__Provided records__
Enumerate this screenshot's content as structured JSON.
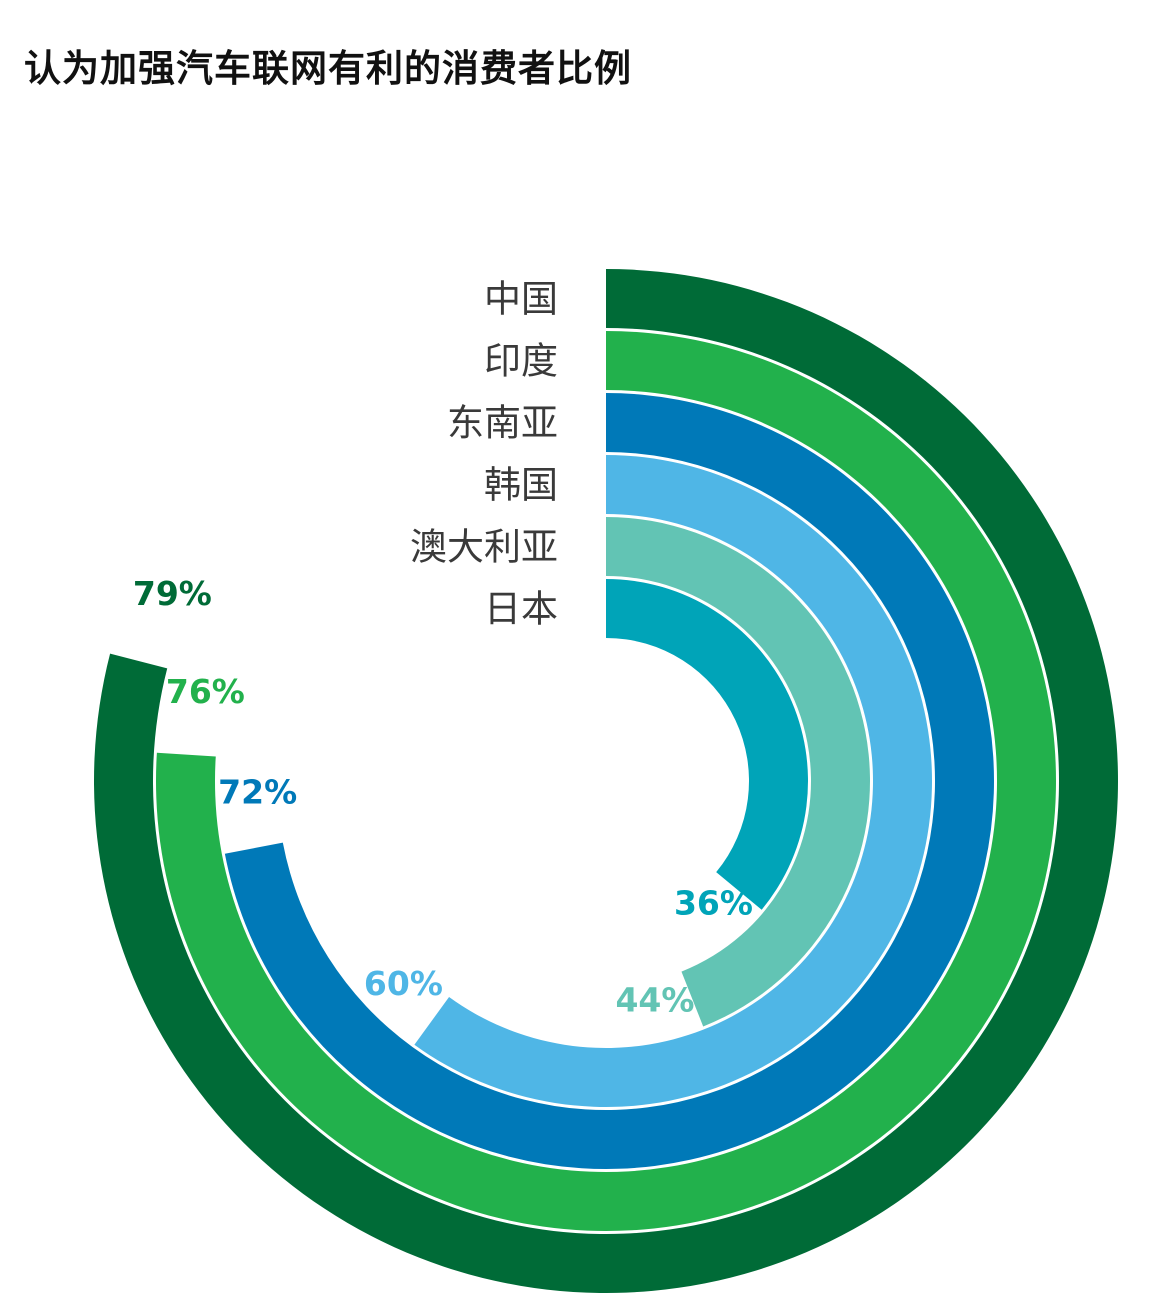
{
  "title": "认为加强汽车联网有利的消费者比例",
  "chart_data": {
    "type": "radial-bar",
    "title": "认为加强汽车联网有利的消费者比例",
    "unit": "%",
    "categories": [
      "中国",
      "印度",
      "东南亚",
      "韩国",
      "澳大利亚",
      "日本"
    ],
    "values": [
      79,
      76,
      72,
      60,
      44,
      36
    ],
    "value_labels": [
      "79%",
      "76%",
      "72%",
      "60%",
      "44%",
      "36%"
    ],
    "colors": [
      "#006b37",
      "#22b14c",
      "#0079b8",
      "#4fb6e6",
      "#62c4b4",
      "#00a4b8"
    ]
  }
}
==
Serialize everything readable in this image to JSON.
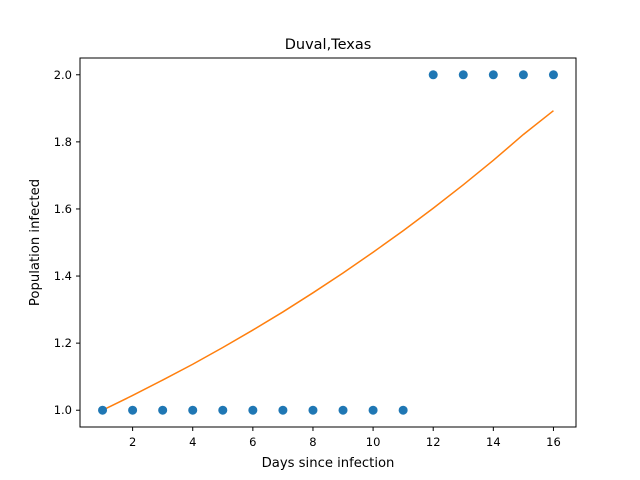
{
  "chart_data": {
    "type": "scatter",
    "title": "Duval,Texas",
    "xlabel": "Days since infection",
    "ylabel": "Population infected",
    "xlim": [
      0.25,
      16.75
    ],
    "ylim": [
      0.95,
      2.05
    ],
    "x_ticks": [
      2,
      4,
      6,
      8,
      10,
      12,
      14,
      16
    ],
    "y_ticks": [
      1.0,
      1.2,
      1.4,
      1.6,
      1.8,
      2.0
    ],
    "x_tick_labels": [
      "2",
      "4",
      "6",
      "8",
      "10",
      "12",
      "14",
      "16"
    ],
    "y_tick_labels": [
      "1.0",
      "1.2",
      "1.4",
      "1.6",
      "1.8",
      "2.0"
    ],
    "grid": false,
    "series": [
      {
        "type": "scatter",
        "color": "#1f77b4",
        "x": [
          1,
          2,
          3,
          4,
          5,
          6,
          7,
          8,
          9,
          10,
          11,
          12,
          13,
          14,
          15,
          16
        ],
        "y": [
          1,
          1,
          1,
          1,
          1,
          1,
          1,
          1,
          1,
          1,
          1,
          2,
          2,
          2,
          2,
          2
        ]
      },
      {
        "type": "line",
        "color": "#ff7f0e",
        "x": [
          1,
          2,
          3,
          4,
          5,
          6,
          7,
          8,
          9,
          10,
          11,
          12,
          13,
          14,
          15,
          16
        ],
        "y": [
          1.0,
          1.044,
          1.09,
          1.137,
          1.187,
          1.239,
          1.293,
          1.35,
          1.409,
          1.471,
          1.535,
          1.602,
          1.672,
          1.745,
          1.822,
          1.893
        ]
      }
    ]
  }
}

__Requirements__
Note how many lines of the material contain the string "title". Then report that number by itself.

__Problem solution__
3